(Lines of data)
## Begin

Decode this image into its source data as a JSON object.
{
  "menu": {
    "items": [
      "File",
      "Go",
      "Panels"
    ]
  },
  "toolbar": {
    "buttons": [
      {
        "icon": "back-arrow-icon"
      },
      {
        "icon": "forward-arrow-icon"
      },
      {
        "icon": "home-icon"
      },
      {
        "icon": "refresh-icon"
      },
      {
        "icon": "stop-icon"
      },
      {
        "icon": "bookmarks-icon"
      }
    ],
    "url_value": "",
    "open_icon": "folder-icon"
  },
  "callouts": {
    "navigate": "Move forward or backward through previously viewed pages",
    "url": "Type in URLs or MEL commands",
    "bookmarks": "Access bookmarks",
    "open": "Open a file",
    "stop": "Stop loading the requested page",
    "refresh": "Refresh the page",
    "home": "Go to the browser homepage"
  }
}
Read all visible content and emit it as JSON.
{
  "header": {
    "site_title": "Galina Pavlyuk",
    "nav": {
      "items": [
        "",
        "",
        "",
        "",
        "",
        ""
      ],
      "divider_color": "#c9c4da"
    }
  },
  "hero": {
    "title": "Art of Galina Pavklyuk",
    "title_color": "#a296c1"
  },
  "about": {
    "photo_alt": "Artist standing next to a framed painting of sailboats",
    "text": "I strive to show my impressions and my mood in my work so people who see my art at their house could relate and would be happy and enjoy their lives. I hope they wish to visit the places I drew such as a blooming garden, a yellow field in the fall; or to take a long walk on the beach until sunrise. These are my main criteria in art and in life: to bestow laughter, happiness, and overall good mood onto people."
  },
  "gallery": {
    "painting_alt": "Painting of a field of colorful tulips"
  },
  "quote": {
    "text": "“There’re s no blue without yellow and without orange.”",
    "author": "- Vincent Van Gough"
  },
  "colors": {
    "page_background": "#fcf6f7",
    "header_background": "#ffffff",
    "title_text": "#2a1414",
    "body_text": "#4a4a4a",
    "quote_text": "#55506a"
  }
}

## End

*WHAT IS REQUIRED:* Quote only the lines from the line containing "Read all visible content and emit it as JSON." through the end of the listing, please, keeping both the first and the last line.

*TASK SOLUTION:*
Read all visible content and emit it as JSON.
{
  "header": {
    "site_title": "Galina Pavlyuk",
    "nav": {
      "items": [
        "",
        "",
        "",
        "",
        "",
        ""
      ],
      "divider_color": "#c9c4da"
    }
  },
  "hero": {
    "title": "Art of Galina Pavklyuk",
    "title_color": "#a296c1"
  },
  "about": {
    "photo_alt": "Artist standing next to a framed painting of sailboats",
    "text": "I strive to show my impressions and my mood in my work so people who see my art at their house could relate and would be happy and enjoy their lives. I hope they wish to visit the places I drew such as a blooming garden, a yellow field in the fall; or to take a long walk on the beach until sunrise. These are my main criteria in art and in life: to bestow laughter, happiness, and overall good mood onto people."
  },
  "gallery": {
    "painting_alt": "Painting of a field of colorful tulips"
  },
  "quote": {
    "text": "“There’re s no blue without yellow and without orange.”",
    "author": "- Vincent Van Gough"
  },
  "colors": {
    "page_background": "#fcf6f7",
    "header_background": "#ffffff",
    "title_text": "#2a1414",
    "body_text": "#4a4a4a",
    "quote_text": "#55506a"
  }
}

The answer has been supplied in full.